> [Stated problem]: Print all of the data exactly.

> [Exercise data]:
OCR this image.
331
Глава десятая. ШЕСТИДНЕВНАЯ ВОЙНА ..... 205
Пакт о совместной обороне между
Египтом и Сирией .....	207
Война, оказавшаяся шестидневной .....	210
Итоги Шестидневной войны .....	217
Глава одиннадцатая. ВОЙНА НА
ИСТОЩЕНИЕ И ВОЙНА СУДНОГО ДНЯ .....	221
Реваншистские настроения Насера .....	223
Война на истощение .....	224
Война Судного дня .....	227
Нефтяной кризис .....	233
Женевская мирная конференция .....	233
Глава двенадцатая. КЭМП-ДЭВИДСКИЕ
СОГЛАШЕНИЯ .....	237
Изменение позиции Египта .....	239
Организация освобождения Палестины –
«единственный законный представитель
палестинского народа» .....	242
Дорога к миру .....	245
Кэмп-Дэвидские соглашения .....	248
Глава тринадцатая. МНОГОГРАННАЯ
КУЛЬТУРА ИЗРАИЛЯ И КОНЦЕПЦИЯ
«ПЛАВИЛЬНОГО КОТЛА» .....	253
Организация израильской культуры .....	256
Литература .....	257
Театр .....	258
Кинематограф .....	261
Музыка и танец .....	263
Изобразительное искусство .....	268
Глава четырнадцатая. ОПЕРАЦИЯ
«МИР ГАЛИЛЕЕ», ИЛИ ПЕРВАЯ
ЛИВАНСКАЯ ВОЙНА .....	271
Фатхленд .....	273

> [Complete answer]:
OCR this image.
331
Глава десятая. ШЕСТИДНЕВНАЯ ВОЙНА ..... 205
Пакт о совместной обороне между
Египтом и Сирией .....	207
Война, оказавшаяся шестидневной .....	210
Итоги Шестидневной войны .....	217
Глава одиннадцатая. ВОЙНА НА
ИСТОЩЕНИЕ И ВОЙНА СУДНОГО ДНЯ .....	221
Реваншистские настроения Насера .....	223
Война на истощение .....	224
Война Судного дня .....	227
Нефтяной кризис .....	233
Женевская мирная конференция .....	233
Глава двенадцатая. КЭМП-ДЭВИДСКИЕ
СОГЛАШЕНИЯ .....	237
Изменение позиции Египта .....	239
Организация освобождения Палестины –
«единственный законный представитель
палестинского народа» .....	242
Дорога к миру .....	245
Кэмп-Дэвидские соглашения .....	248
Глава тринадцатая. МНОГОГРАННАЯ
КУЛЬТУРА ИЗРАИЛЯ И КОНЦЕПЦИЯ
«ПЛАВИЛЬНОГО КОТЛА» .....	253
Организация израильской культуры .....	256
Литература .....	257
Театр .....	258
Кинематограф .....	261
Музыка и танец .....	263
Изобразительное искусство .....	268
Глава четырнадцатая. ОПЕРАЦИЯ
«МИР ГАЛИЛЕЕ», ИЛИ ПЕРВАЯ
ЛИВАНСКАЯ ВОЙНА .....	271
Фатхленд .....	273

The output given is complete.